Given records:
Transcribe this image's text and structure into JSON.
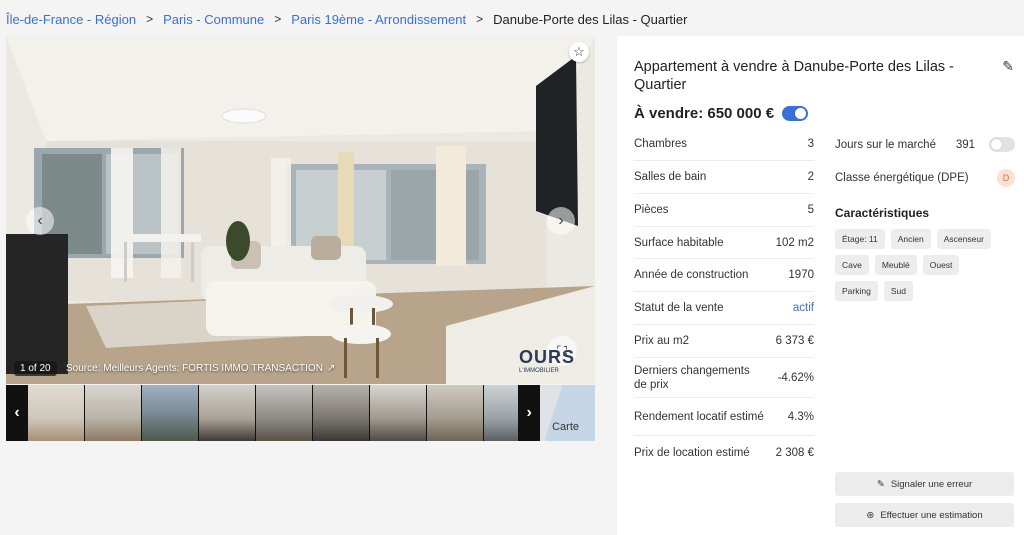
{
  "breadcrumb": {
    "items": [
      {
        "label": "Île-de-France - Région"
      },
      {
        "label": "Paris - Commune"
      },
      {
        "label": "Paris 19ème - Arrondissement"
      }
    ],
    "current": "Danube-Porte des Lilas - Quartier",
    "separator": ">"
  },
  "gallery": {
    "counter": "1 of 20",
    "source": "Source: Meilleurs Agents: FORTIS IMMO TRANSACTION",
    "watermark": "OURS",
    "watermark_sub": "L'IMMOBILIER",
    "map_label": "Carte",
    "icons": {
      "favorite": "star-icon",
      "prev": "chevron-left-icon",
      "next": "chevron-right-icon",
      "expand": "expand-icon",
      "external": "external-link-icon"
    }
  },
  "listing": {
    "title": "Appartement à vendre à Danube-Porte des Lilas - Quartier",
    "price_label": "À vendre: 650 000 €",
    "sale_toggle_on": true,
    "stats": [
      {
        "label": "Chambres",
        "value": "3"
      },
      {
        "label": "Salles de bain",
        "value": "2"
      },
      {
        "label": "Pièces",
        "value": "5"
      },
      {
        "label": "Surface habitable",
        "value": "102 m2"
      },
      {
        "label": "Année de construction",
        "value": "1970"
      },
      {
        "label": "Statut de la vente",
        "value": "actif"
      },
      {
        "label": "Prix au m2",
        "value": "6 373 €"
      },
      {
        "label": "Derniers changements de prix",
        "value": "-4.62%"
      },
      {
        "label": "Rendement locatif estimé",
        "value": "4.3%"
      },
      {
        "label": "Prix de location estimé",
        "value": "2 308 €"
      }
    ],
    "days_on_market_label": "Jours sur le marché",
    "days_on_market_value": "391",
    "days_toggle_on": false,
    "energy_label": "Classe énergétique (DPE)",
    "energy_value": "D",
    "features_title": "Caractéristiques",
    "features": [
      "Étage: 11",
      "Ancien",
      "Ascenseur",
      "Cave",
      "Meublé",
      "Ouest",
      "Parking",
      "Sud"
    ],
    "report_error_label": "Signaler une erreur",
    "estimate_label": "Effectuer une estimation"
  },
  "colors": {
    "link": "#3a6fd8",
    "toggle_on": "#3a6fd8",
    "dpe_bg": "#fbe0d3",
    "dpe_text": "#d2743f"
  }
}
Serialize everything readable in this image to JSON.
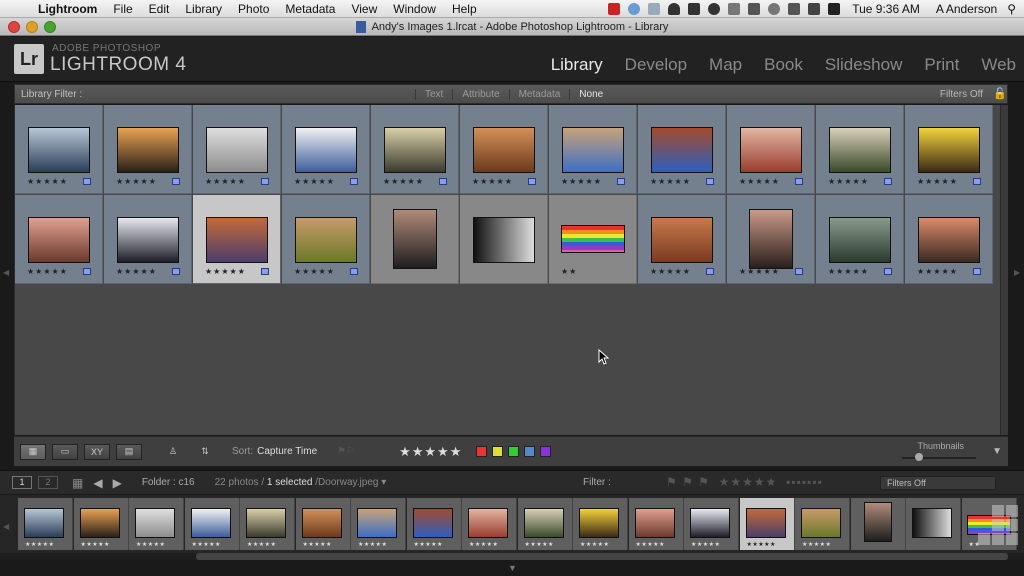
{
  "menubar": {
    "app": "Lightroom",
    "items": [
      "File",
      "Edit",
      "Library",
      "Photo",
      "Metadata",
      "View",
      "Window",
      "Help"
    ],
    "clock": "Tue 9:36 AM",
    "user": "A Anderson"
  },
  "window": {
    "title": "Andy's Images 1.lrcat - Adobe Photoshop Lightroom - Library"
  },
  "app": {
    "logo": "Lr",
    "brand_sub": "ADOBE PHOTOSHOP",
    "brand_main": "LIGHTROOM 4",
    "modules": [
      {
        "label": "Library",
        "active": true
      },
      {
        "label": "Develop",
        "active": false
      },
      {
        "label": "Map",
        "active": false
      },
      {
        "label": "Book",
        "active": false
      },
      {
        "label": "Slideshow",
        "active": false
      },
      {
        "label": "Print",
        "active": false
      },
      {
        "label": "Web",
        "active": false
      }
    ]
  },
  "filter_bar": {
    "label": "Library Filter :",
    "tabs": [
      {
        "label": "Text",
        "on": false
      },
      {
        "label": "Attribute",
        "on": false
      },
      {
        "label": "Metadata",
        "on": false
      },
      {
        "label": "None",
        "on": true
      }
    ],
    "preset": "Filters Off"
  },
  "grid": {
    "photos": [
      {
        "colors": [
          "#2c3f5a",
          "#b7c6d4"
        ],
        "stars": "★★★★★",
        "kind": "land"
      },
      {
        "colors": [
          "#2a2018",
          "#e8a252"
        ],
        "stars": "★★★★★",
        "kind": "land"
      },
      {
        "colors": [
          "#8d8d8d",
          "#dedede"
        ],
        "stars": "★★★★★",
        "kind": "land"
      },
      {
        "colors": [
          "#3d5e9b",
          "#f1f1f1"
        ],
        "stars": "★★★★★",
        "kind": "land"
      },
      {
        "colors": [
          "#3a3a2e",
          "#d9cfa8"
        ],
        "stars": "★★★★★",
        "kind": "land"
      },
      {
        "colors": [
          "#6b3a1c",
          "#d4905a"
        ],
        "stars": "★★★★★",
        "kind": "land"
      },
      {
        "colors": [
          "#3d6fc4",
          "#c7a27a"
        ],
        "stars": "★★★★★",
        "kind": "land"
      },
      {
        "colors": [
          "#2d5fbf",
          "#a44a2c"
        ],
        "stars": "★★★★★",
        "kind": "land"
      },
      {
        "colors": [
          "#9a3d2f",
          "#e2b6a3"
        ],
        "stars": "★★★★★",
        "kind": "land"
      },
      {
        "colors": [
          "#3a4a2a",
          "#d8d0b8"
        ],
        "stars": "★★★★★",
        "kind": "land"
      },
      {
        "colors": [
          "#3c2a18",
          "#f2d23a"
        ],
        "stars": "★★★★★",
        "kind": "land"
      },
      {
        "colors": [
          "#6a3a2e",
          "#e0a090"
        ],
        "stars": "★★★★★",
        "kind": "land"
      },
      {
        "colors": [
          "#1e1e2a",
          "#e8e8f0"
        ],
        "stars": "★★★★★",
        "kind": "land"
      },
      {
        "colors": [
          "#4a3e6a",
          "#c46a3a"
        ],
        "stars": "★★★★★",
        "kind": "land",
        "selected": true
      },
      {
        "colors": [
          "#6a7a2a",
          "#c89a6a"
        ],
        "stars": "★★★★★",
        "kind": "land"
      },
      {
        "colors": [
          "#1e1e1e",
          "#b08a7a"
        ],
        "stars": "",
        "kind": "portrait",
        "gray": true
      },
      {
        "colors": [
          "#111111",
          "#dddddd"
        ],
        "stars": "",
        "kind": "grad",
        "gray": true
      },
      {
        "colors": [],
        "stars": "★★",
        "kind": "flag",
        "gray": true
      },
      {
        "colors": [
          "#7a3a22",
          "#c77a4a"
        ],
        "stars": "★★★★★",
        "kind": "land"
      },
      {
        "colors": [
          "#2a1e1a",
          "#c99a8a"
        ],
        "stars": "★★★★★",
        "kind": "portrait"
      },
      {
        "colors": [
          "#2a3a2e",
          "#8a9a8a"
        ],
        "stars": "★★★★★",
        "kind": "land"
      },
      {
        "colors": [
          "#3a2a22",
          "#d88a6a"
        ],
        "stars": "★★★★★",
        "kind": "land"
      }
    ]
  },
  "toolbar": {
    "sort_label": "Sort:",
    "sort_value": "Capture Time",
    "rating": "★★★★★",
    "color_labels": [
      "#e33",
      "#dd3",
      "#3c3",
      "#58c",
      "#83d"
    ],
    "thumbs_label": "Thumbnails"
  },
  "filmstrip": {
    "source": "Folder : c16",
    "count_pre": "22 photos /",
    "selected": "1 selected",
    "file": "/Doorway.jpeg",
    "filter_label": "Filter :",
    "filter_value": "Filters Off",
    "monitor1": "1",
    "monitor2": "2"
  }
}
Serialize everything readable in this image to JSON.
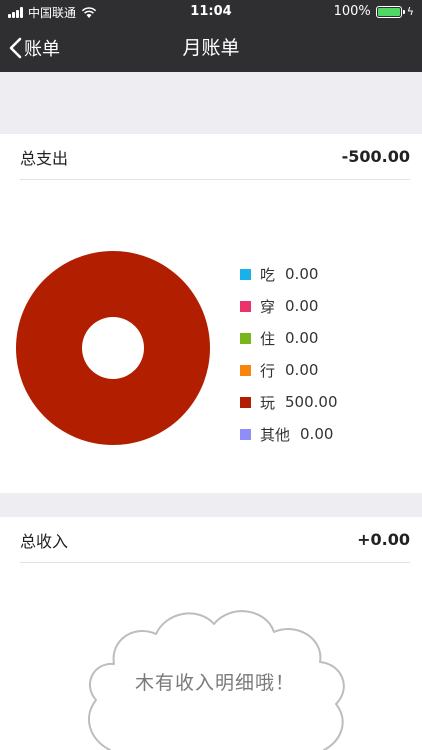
{
  "status_bar": {
    "carrier": "中国联通",
    "time": "11:04",
    "battery": "100%"
  },
  "nav": {
    "back_label": "账单",
    "title": "月账单"
  },
  "expense": {
    "label": "总支出",
    "value": "-500.00"
  },
  "income": {
    "label": "总收入",
    "value": "+0.00"
  },
  "empty_state": {
    "text": "木有收入明细哦！"
  },
  "colors": {
    "eat": "#1ab0e8",
    "wear": "#e8336b",
    "live": "#7ab51d",
    "travel": "#f7840c",
    "play": "#b21f00",
    "other": "#8f8ef7"
  },
  "chart_data": {
    "type": "pie",
    "donut": true,
    "categories": [
      "吃",
      "穿",
      "住",
      "行",
      "玩",
      "其他"
    ],
    "values": [
      0.0,
      0.0,
      0.0,
      0.0,
      500.0,
      0.0
    ],
    "value_labels": [
      "0.00",
      "0.00",
      "0.00",
      "0.00",
      "500.00",
      "0.00"
    ],
    "colors": [
      "#1ab0e8",
      "#e8336b",
      "#7ab51d",
      "#f7840c",
      "#b21f00",
      "#8f8ef7"
    ],
    "legend": "right"
  }
}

What you need to do: Copy each line of the data that contains the word "source".

Complete response:
    "source": "Source: Meilleurs Agents: FORTIS IMMO TRANSACTION",
    "source": "Folder : c16",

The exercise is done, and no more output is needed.